■ AIM OF THE EXERCISE ■
Return the exact lines spanning from the line with "What's the underlying" through the last line of the entries, boundaries included, and no others.

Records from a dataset

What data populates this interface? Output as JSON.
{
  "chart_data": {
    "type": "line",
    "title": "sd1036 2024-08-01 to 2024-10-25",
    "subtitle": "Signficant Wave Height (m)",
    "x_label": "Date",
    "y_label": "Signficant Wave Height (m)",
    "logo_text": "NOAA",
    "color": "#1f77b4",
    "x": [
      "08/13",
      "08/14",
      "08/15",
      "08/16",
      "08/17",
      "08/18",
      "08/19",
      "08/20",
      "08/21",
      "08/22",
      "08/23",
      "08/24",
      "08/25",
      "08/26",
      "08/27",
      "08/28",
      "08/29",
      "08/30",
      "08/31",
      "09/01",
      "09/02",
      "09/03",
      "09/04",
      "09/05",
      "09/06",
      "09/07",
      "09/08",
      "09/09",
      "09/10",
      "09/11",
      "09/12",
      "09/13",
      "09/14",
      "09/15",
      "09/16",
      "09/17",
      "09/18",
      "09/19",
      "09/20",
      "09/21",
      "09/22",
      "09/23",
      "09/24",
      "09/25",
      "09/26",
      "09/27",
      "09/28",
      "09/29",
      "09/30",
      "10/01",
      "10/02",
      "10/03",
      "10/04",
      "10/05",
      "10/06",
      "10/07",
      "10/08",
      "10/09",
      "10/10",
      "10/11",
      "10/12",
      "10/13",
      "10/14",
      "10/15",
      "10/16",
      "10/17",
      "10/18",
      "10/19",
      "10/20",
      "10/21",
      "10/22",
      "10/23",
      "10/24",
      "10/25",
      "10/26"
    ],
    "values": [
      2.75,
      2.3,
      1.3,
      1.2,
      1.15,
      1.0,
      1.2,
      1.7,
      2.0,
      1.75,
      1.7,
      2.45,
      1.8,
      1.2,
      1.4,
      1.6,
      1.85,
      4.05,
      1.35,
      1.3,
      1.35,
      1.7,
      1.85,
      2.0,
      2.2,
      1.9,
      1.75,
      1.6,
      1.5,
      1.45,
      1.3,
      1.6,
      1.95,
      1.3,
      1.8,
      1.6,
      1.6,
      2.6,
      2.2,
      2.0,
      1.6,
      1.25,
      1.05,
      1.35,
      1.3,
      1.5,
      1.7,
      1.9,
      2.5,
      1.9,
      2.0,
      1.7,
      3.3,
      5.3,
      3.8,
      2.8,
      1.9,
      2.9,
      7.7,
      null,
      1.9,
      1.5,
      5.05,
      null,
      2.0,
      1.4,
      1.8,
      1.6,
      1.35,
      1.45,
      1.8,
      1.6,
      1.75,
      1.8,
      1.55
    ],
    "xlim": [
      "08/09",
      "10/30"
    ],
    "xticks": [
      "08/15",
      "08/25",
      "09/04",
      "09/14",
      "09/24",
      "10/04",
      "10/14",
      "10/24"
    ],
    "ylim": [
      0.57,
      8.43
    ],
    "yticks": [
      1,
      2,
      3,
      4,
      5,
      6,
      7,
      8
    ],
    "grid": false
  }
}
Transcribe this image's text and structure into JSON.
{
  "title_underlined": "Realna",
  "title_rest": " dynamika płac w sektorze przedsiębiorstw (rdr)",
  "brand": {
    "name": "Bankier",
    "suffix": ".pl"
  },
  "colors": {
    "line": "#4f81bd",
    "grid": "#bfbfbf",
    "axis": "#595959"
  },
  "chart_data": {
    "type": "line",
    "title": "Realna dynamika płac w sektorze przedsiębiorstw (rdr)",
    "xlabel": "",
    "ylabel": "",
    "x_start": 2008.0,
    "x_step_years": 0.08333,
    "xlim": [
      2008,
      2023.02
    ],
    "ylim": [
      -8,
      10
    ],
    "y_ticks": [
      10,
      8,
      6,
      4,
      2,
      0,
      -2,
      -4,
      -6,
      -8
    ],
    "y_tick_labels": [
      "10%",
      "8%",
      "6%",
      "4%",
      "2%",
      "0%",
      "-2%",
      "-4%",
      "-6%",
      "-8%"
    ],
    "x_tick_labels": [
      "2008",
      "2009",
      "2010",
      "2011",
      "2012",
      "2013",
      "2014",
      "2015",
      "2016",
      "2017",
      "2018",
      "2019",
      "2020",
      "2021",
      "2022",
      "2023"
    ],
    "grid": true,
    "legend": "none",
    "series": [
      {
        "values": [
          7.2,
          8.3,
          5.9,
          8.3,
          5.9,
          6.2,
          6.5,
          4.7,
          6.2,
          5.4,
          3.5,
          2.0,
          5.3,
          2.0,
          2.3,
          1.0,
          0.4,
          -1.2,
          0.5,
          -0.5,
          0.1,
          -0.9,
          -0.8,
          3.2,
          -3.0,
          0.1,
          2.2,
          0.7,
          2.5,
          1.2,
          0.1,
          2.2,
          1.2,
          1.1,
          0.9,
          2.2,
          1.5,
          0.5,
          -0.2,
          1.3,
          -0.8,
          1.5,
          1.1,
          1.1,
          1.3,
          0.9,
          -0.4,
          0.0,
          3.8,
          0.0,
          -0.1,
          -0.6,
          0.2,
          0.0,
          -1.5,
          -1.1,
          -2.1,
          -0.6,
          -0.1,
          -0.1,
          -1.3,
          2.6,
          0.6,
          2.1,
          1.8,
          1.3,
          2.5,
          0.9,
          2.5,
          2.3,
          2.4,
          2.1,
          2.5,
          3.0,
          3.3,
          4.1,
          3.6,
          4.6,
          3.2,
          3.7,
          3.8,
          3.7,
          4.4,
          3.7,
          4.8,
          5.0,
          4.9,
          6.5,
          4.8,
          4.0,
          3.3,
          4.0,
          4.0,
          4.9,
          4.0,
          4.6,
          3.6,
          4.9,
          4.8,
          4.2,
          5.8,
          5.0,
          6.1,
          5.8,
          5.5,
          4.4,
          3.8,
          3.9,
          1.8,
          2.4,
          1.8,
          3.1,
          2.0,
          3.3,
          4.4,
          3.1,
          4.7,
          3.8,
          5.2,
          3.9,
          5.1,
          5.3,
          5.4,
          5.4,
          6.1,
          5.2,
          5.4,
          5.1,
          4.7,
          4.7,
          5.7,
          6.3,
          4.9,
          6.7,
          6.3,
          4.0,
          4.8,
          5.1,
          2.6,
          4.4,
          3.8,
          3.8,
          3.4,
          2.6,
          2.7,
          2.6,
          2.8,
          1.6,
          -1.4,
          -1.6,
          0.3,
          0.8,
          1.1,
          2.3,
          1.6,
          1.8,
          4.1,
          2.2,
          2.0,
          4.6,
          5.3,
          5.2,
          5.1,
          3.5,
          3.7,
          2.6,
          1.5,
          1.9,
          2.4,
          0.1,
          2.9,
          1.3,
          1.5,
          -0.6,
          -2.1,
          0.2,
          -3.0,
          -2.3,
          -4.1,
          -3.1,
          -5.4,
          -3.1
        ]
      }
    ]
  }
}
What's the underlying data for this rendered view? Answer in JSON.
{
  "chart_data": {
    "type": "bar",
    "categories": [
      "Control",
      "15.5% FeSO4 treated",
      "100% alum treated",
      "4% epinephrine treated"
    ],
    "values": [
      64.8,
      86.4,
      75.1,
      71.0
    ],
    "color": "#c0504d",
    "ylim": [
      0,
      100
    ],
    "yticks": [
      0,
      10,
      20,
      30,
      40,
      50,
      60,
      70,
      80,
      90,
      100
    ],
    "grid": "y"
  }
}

■ RESPONSE BELOW ■
What's the underlying data for this rendered view? Answer in JSON.
{
  "chart_data": {
    "type": "bar",
    "categories": [
      "Control",
      "15.5% FeSO4 treated",
      "100% alum treated",
      "4% epinephrine treated"
    ],
    "values": [
      64.8,
      86.4,
      75.1,
      71.0
    ],
    "color": "#c0504d",
    "ylim": [
      0,
      100
    ],
    "yticks": [
      0,
      10,
      20,
      30,
      40,
      50,
      60,
      70,
      80,
      90,
      100
    ],
    "grid": "y"
  }
}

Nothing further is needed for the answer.